DATA EXTRACT:
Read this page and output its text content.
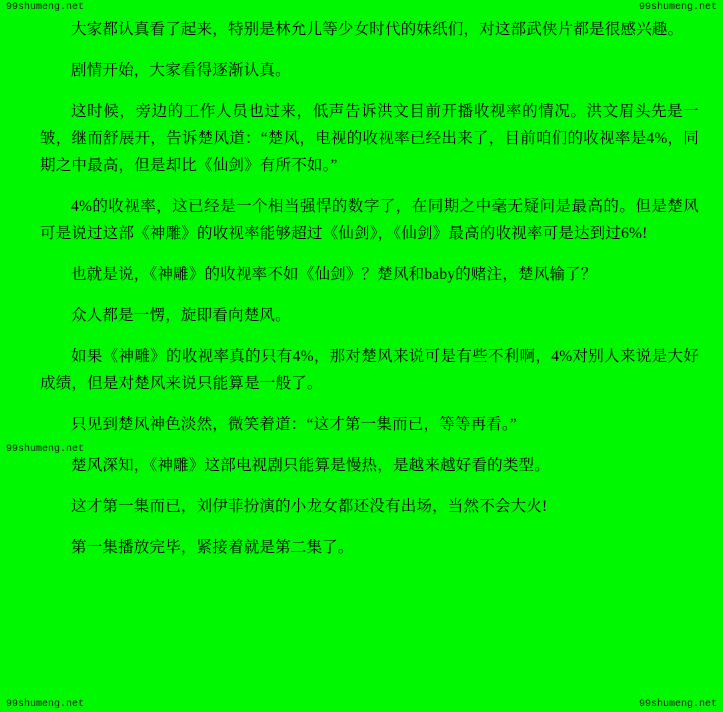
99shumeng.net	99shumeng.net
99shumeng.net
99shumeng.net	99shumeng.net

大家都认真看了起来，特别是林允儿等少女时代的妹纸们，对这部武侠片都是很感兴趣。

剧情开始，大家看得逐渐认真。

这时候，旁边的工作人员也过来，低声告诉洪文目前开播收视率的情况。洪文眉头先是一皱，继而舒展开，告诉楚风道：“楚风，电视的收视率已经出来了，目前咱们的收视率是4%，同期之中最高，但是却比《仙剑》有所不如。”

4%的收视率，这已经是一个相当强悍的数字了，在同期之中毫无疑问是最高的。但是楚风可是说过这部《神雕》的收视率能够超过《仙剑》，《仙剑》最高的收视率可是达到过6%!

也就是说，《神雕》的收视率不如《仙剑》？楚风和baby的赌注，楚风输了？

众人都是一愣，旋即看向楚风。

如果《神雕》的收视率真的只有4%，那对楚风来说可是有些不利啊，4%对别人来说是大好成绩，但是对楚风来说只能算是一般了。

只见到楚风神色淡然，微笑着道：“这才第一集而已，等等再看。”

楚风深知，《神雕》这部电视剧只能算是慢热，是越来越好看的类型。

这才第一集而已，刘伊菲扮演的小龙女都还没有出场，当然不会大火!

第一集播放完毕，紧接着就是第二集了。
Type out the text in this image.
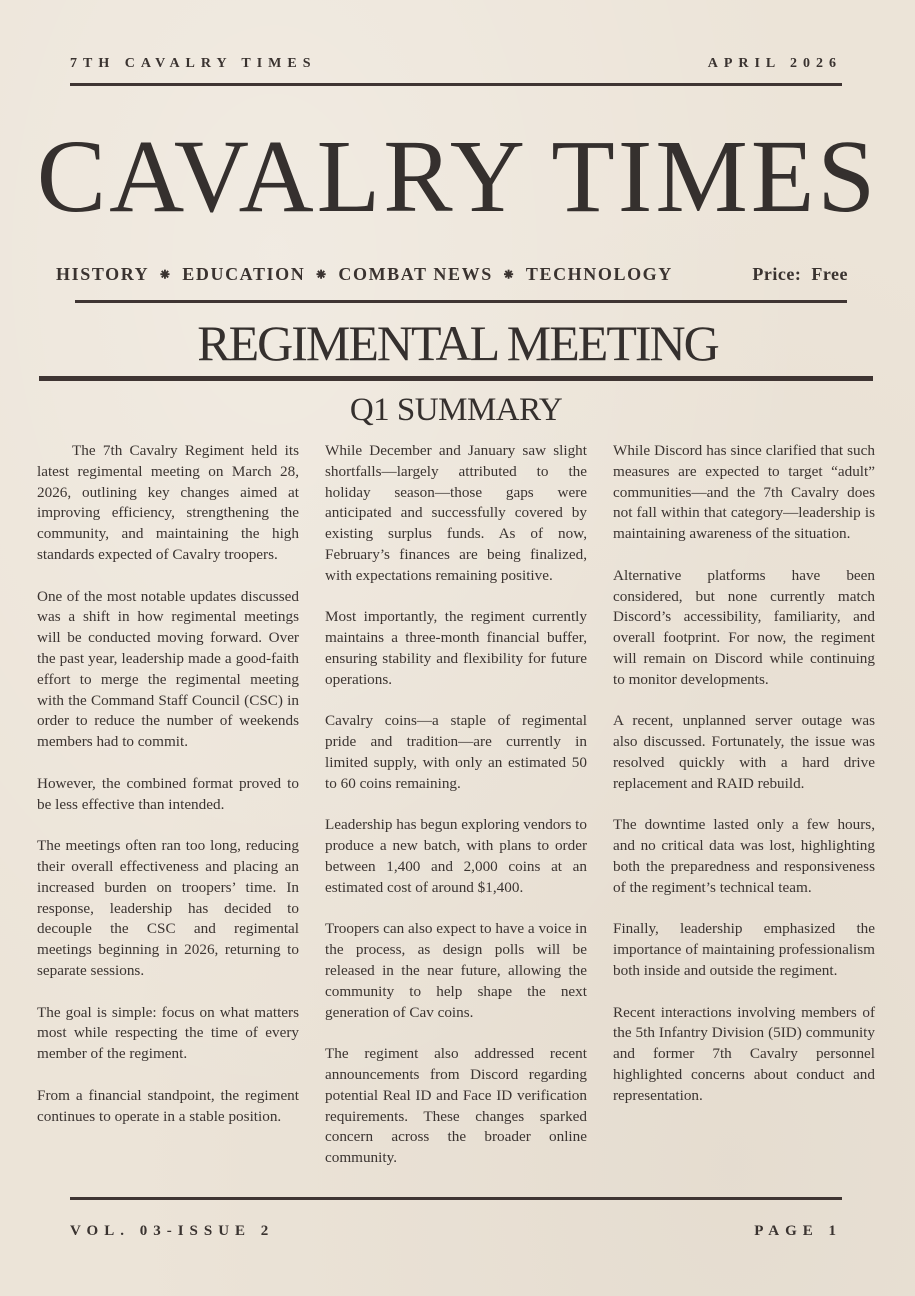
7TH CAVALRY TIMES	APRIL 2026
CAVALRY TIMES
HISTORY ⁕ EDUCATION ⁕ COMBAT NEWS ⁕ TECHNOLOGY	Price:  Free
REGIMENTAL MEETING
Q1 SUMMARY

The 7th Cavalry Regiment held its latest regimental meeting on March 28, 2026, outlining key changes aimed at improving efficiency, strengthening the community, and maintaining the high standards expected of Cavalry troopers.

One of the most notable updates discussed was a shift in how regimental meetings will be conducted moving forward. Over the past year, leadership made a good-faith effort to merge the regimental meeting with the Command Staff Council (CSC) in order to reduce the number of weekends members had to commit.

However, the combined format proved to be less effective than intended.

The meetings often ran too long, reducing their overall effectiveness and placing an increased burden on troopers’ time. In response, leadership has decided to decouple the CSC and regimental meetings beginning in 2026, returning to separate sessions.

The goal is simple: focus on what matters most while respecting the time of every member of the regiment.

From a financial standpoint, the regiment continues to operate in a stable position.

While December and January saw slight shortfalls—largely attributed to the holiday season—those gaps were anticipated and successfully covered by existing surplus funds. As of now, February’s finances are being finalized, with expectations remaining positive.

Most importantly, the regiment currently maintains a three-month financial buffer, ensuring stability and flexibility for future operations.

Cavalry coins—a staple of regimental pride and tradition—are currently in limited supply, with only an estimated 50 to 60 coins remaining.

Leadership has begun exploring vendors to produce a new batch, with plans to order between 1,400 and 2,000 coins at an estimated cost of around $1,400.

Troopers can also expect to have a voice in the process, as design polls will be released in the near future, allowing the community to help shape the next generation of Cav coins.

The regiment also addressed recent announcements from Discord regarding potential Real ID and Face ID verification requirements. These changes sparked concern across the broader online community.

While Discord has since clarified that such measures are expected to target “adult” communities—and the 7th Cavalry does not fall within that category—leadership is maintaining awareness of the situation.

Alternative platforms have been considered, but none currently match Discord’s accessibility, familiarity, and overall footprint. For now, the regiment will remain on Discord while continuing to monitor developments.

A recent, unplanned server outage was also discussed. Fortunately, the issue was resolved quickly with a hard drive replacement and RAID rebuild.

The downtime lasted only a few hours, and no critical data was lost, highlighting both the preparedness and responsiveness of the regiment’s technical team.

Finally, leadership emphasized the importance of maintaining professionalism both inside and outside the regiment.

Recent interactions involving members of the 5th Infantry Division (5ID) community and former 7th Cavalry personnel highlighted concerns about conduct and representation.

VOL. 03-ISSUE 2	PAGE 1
---
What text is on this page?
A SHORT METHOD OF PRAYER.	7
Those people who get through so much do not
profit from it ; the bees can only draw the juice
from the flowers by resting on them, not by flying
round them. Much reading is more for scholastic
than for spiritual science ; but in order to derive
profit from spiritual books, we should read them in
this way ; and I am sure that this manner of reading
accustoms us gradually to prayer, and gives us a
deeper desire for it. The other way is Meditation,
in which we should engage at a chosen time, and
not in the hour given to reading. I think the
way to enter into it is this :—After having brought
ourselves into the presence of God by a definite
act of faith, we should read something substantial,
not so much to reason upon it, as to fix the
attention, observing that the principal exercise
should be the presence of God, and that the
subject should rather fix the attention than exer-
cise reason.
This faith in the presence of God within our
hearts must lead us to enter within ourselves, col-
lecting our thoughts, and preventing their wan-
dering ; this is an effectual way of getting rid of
...
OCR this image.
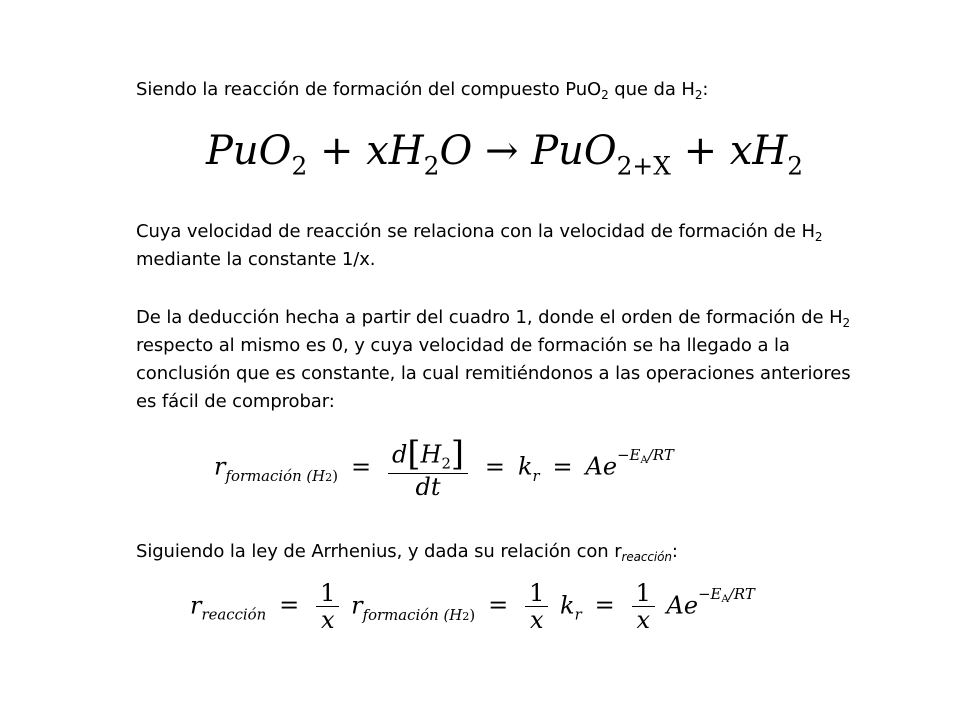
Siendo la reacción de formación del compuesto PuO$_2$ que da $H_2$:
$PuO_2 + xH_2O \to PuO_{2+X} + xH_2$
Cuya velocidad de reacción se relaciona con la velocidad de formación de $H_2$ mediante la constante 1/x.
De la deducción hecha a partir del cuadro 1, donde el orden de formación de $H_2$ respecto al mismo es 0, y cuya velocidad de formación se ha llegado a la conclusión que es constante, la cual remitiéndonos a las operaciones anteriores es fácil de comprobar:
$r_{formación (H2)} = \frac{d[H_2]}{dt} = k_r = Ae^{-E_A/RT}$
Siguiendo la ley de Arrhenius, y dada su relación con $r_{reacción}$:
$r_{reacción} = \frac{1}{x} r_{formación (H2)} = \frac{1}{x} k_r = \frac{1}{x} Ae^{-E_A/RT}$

PROBLEM REQUIREMENTS:
Gather from the entries above all lines that include the string "into".

FULL RESPONSE:
way to enter into it is this :—After having brought
ourselves into the presence of God by a definite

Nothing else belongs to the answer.